EXERCISE DESCRIPTION:
Among the records below, find each line that includes the string "Ventilationsflöde" and copy it.

DATA TO PROCESS:
=-=-=

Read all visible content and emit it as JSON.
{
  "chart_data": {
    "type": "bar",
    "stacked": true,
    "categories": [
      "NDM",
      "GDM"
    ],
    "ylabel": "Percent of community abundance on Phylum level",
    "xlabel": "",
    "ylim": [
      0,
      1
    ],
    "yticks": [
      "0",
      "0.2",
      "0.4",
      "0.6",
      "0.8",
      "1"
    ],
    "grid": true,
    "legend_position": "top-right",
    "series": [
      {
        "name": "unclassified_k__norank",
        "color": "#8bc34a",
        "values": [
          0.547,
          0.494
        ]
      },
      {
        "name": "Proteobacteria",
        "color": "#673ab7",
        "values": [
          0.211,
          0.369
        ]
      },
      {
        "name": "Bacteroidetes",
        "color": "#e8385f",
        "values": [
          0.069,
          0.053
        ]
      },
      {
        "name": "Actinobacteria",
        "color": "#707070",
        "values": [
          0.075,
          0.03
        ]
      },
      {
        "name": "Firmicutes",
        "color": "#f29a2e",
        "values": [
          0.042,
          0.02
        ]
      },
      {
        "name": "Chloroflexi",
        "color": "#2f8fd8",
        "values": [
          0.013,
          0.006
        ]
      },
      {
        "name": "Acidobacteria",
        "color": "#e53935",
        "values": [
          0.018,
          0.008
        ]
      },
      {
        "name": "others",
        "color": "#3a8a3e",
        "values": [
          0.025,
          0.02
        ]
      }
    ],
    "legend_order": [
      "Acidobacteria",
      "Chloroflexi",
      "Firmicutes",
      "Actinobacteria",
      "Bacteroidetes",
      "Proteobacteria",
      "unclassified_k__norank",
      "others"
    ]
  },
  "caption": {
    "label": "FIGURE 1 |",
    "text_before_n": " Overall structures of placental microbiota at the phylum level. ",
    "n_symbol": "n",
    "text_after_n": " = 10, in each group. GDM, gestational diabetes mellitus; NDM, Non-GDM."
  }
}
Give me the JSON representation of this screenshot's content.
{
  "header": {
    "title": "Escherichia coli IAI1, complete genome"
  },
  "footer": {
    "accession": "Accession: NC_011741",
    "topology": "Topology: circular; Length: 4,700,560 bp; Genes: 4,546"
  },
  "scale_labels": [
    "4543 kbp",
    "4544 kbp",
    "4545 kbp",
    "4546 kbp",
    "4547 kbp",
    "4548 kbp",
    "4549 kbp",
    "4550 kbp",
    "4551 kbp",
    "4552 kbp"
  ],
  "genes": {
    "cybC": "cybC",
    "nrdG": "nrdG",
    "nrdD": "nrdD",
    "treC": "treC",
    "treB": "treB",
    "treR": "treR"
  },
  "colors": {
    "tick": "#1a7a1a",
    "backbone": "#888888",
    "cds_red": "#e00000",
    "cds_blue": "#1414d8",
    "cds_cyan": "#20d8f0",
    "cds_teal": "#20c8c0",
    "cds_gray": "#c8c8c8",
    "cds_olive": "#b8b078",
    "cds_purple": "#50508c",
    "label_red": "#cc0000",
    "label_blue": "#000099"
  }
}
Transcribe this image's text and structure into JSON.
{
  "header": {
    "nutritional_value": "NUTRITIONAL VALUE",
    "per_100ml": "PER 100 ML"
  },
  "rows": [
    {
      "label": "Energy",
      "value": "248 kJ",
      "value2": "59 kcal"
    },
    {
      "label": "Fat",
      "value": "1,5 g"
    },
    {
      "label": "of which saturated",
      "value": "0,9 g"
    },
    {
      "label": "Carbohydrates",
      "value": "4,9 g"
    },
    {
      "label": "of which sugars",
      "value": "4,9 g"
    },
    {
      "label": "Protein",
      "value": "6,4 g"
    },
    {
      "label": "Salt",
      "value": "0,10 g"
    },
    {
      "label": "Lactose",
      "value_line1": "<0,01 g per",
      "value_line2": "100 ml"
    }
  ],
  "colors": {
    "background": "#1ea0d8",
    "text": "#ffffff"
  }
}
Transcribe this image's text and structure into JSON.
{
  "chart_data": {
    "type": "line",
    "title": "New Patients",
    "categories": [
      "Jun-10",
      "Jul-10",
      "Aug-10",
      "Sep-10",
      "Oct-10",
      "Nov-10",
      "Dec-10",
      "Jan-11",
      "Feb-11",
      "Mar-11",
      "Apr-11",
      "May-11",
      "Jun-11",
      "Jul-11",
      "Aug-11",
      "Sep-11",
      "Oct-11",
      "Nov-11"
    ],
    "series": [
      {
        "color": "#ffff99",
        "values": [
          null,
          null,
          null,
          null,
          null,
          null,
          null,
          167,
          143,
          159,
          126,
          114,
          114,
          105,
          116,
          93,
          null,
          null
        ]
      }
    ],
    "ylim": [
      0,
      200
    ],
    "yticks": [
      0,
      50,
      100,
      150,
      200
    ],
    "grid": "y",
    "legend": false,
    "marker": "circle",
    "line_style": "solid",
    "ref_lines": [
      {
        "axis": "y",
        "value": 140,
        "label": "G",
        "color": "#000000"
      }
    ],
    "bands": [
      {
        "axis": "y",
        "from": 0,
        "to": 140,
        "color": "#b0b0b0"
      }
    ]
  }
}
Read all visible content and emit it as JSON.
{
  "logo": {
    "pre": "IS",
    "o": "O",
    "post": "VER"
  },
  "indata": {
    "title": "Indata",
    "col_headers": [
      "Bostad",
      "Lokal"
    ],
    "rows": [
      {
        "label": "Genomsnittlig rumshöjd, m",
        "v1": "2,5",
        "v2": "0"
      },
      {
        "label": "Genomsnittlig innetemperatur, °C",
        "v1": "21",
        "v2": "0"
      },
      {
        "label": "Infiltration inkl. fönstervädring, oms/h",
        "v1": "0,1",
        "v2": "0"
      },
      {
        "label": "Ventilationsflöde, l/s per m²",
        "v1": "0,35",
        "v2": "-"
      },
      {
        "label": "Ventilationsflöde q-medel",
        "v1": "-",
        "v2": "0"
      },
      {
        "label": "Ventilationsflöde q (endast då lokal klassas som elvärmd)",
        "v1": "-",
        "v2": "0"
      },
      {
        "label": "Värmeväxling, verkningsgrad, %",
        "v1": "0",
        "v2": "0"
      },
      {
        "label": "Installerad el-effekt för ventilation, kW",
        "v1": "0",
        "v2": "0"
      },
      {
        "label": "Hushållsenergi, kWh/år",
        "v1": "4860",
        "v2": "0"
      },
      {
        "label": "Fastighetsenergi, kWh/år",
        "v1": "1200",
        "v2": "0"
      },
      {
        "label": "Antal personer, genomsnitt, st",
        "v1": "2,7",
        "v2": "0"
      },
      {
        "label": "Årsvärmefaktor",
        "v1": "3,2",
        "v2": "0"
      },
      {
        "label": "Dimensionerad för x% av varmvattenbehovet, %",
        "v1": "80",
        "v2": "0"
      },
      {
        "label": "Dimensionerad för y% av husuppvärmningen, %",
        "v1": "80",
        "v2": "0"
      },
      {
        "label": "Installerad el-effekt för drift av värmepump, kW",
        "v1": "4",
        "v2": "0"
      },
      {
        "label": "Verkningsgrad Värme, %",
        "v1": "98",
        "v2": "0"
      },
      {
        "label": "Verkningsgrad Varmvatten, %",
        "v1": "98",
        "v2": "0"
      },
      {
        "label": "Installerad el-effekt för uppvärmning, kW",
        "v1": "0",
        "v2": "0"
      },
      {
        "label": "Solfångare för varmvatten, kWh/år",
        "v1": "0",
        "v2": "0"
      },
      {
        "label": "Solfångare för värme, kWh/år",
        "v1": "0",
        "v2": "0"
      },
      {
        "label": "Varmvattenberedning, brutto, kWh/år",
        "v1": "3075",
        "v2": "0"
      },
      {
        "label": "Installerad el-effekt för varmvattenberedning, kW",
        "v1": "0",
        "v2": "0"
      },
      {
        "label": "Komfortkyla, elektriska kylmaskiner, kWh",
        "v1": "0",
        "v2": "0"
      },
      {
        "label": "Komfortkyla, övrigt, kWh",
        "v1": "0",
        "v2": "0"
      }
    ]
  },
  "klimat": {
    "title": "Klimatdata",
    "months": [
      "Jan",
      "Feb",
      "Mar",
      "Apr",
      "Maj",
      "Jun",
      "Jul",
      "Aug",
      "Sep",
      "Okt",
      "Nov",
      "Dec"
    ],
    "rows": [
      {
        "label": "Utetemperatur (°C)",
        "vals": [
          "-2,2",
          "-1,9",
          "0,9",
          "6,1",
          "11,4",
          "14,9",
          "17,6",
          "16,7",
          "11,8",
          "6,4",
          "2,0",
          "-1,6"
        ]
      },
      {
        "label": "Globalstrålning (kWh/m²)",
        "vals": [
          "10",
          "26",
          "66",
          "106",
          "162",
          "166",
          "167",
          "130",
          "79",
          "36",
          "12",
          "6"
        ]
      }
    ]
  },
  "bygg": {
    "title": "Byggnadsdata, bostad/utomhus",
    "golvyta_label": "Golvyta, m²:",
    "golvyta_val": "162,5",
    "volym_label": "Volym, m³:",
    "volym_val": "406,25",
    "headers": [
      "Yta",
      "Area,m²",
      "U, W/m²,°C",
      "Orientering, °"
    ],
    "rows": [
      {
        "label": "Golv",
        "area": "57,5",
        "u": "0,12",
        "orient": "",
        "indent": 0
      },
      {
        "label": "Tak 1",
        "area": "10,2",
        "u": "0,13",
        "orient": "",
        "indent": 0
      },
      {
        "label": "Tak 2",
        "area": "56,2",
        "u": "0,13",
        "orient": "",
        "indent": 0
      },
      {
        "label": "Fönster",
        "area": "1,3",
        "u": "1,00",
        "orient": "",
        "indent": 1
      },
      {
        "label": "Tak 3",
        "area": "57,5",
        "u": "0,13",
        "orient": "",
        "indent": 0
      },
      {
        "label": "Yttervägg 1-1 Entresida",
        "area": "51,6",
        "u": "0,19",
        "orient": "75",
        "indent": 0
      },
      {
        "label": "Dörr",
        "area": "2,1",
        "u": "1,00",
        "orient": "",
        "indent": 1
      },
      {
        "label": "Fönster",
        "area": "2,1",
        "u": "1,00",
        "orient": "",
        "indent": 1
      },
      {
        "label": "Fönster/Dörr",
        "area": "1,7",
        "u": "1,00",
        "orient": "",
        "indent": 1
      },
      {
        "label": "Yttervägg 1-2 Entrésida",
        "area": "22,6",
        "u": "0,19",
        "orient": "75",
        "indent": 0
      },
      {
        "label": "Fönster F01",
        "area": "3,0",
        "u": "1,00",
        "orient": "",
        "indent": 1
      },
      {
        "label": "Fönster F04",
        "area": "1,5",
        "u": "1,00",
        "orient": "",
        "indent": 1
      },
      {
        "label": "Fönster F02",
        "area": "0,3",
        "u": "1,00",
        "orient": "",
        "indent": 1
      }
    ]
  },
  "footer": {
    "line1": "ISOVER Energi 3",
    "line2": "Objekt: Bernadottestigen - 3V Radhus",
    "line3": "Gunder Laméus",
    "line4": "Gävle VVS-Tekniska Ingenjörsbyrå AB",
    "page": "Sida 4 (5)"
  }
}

=-=-=

ANSWER TO THIS TASK:
        "label": "Ventilationsflöde, l/s per m²",
        "label": "Ventilationsflöde q-medel",
        "label": "Ventilationsflöde q (endast då lokal klassas som elvärmd)",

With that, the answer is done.